Copy out all lines in the data below containing the string "angenommen".

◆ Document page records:

--------

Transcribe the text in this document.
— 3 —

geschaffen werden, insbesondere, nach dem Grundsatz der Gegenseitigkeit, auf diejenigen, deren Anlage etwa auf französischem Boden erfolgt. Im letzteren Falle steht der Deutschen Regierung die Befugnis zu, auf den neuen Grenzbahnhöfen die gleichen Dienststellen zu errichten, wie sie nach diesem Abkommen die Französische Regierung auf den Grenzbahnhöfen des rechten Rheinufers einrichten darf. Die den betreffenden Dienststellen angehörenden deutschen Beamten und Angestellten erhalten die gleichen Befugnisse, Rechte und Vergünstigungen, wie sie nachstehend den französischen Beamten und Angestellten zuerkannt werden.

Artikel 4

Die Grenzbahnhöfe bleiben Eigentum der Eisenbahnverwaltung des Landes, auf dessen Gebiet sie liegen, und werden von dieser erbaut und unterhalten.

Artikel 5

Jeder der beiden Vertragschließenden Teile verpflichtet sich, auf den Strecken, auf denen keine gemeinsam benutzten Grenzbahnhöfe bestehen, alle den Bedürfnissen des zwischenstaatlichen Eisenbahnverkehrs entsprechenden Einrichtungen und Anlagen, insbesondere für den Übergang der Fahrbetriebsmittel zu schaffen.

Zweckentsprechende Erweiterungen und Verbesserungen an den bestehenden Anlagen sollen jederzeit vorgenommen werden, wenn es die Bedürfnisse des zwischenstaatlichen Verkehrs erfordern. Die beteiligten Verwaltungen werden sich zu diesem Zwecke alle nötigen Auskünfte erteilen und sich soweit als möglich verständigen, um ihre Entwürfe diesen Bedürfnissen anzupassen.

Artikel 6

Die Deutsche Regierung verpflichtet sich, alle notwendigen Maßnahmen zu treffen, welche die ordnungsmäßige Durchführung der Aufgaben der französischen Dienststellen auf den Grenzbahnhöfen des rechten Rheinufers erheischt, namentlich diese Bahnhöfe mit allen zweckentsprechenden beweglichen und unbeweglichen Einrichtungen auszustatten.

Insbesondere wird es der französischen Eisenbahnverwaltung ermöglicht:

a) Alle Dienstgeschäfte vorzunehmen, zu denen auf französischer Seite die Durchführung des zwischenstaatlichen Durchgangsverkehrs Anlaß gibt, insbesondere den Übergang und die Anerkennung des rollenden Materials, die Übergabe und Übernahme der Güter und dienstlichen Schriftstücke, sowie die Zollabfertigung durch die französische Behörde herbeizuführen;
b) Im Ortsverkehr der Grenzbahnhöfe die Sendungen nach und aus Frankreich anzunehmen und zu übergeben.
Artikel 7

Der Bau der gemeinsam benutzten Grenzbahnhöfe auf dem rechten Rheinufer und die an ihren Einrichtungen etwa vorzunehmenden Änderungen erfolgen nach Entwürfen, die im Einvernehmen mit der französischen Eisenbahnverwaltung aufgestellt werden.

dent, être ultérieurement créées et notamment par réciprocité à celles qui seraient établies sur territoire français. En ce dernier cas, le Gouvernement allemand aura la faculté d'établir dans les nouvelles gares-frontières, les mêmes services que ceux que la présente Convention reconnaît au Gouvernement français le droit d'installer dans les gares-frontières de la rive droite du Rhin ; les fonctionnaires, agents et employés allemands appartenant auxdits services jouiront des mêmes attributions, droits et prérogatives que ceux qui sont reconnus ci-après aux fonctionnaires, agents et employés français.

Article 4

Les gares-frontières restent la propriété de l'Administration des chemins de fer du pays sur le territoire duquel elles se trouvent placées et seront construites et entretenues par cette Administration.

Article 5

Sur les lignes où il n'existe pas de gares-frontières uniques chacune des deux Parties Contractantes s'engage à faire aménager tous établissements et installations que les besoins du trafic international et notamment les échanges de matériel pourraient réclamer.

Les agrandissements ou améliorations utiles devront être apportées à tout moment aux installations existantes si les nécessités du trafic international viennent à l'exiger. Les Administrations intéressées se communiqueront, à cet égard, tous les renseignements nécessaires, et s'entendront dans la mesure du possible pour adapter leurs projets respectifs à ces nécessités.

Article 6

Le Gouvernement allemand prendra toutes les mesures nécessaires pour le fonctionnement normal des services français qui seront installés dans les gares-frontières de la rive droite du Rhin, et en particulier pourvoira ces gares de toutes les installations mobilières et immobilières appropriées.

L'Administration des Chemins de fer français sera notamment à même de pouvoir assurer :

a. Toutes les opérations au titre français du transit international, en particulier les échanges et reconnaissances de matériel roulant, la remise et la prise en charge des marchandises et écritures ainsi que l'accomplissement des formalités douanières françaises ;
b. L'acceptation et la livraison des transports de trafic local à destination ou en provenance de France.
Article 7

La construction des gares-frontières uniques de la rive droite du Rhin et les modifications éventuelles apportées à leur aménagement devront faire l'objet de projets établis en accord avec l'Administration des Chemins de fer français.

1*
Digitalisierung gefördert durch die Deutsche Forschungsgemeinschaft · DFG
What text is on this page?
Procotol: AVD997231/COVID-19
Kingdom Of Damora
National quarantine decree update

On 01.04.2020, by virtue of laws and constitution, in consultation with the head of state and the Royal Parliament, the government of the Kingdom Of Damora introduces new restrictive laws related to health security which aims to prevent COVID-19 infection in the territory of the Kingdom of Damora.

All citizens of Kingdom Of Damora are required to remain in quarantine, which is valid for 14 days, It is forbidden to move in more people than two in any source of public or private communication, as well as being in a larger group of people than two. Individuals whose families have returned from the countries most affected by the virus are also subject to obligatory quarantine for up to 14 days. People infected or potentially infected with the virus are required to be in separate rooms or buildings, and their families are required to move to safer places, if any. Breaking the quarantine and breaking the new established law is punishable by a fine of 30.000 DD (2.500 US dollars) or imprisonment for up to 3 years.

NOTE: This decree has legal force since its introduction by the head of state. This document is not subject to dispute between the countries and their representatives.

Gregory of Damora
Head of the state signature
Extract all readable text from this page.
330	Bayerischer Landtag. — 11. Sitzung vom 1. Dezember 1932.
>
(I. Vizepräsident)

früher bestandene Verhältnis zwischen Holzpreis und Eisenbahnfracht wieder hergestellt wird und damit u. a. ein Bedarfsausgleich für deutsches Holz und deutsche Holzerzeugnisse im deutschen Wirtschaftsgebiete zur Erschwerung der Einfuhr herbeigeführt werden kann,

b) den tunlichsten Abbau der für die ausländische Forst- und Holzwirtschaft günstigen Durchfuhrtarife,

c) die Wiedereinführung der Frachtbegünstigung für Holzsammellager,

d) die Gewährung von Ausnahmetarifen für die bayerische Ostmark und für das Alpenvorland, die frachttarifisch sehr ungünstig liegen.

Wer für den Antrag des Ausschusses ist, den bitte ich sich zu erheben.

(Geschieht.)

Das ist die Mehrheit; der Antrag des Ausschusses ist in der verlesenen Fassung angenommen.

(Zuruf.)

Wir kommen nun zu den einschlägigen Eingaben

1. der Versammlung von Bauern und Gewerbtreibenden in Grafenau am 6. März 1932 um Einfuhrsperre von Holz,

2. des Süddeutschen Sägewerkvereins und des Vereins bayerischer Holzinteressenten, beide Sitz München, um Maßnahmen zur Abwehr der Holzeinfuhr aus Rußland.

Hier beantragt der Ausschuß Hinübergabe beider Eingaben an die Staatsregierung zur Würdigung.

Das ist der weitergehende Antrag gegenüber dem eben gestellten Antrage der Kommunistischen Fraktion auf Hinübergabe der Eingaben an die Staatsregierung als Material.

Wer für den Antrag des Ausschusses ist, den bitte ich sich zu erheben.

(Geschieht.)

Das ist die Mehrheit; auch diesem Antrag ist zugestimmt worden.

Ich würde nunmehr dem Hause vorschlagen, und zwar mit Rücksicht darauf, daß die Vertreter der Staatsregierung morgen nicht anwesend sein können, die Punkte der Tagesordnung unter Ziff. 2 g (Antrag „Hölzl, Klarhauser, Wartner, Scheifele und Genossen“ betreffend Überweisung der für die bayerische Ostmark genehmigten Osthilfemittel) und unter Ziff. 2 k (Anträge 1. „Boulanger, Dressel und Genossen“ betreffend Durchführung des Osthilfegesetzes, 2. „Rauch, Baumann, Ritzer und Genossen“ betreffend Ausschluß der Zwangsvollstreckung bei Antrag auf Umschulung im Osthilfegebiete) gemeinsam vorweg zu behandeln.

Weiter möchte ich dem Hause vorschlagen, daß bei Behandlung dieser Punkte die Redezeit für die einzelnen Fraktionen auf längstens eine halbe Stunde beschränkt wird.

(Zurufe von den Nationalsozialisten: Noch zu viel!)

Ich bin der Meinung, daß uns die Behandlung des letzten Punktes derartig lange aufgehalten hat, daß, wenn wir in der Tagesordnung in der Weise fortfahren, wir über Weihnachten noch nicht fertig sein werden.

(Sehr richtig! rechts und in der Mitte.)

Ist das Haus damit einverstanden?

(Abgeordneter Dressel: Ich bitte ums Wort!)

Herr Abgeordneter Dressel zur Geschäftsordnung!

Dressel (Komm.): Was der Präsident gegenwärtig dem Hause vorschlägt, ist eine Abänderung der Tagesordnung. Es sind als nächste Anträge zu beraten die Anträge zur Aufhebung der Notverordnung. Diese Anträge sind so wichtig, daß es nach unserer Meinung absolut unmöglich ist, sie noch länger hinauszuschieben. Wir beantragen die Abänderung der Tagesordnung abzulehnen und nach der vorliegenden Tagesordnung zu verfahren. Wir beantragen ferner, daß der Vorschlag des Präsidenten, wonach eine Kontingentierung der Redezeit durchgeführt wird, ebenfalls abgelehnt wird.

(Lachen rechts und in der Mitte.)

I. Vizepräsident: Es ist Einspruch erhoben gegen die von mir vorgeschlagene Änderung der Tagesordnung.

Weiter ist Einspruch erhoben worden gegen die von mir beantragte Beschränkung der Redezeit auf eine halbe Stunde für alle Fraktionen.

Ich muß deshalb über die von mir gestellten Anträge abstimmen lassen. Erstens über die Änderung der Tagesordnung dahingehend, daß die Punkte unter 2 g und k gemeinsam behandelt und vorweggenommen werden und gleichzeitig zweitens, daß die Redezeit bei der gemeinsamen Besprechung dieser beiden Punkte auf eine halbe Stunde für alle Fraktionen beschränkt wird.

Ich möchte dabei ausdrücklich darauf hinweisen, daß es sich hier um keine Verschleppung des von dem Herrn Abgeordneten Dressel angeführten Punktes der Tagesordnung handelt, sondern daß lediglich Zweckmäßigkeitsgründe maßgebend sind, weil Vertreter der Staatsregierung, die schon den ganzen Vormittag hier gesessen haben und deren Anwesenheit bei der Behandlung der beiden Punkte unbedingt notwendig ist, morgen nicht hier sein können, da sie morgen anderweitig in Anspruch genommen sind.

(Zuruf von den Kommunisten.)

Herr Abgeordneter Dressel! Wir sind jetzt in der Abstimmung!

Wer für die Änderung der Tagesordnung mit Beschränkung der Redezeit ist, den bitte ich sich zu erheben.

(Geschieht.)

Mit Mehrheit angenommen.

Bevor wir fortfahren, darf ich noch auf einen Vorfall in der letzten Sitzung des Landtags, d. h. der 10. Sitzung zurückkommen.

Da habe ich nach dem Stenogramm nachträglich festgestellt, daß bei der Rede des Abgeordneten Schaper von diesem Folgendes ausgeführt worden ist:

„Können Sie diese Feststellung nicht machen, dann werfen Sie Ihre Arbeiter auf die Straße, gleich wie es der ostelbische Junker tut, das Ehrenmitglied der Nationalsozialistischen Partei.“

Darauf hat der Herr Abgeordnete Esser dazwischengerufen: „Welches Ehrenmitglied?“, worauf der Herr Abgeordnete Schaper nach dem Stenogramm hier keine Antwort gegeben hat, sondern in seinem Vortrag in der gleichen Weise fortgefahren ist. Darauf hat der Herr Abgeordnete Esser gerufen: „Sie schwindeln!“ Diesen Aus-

--------

◆ SOLUTION:
Das ist die Mehrheit; der Antrag des Ausschusses ist in der verlesenen Fassung angenommen.
Mit Mehrheit angenommen.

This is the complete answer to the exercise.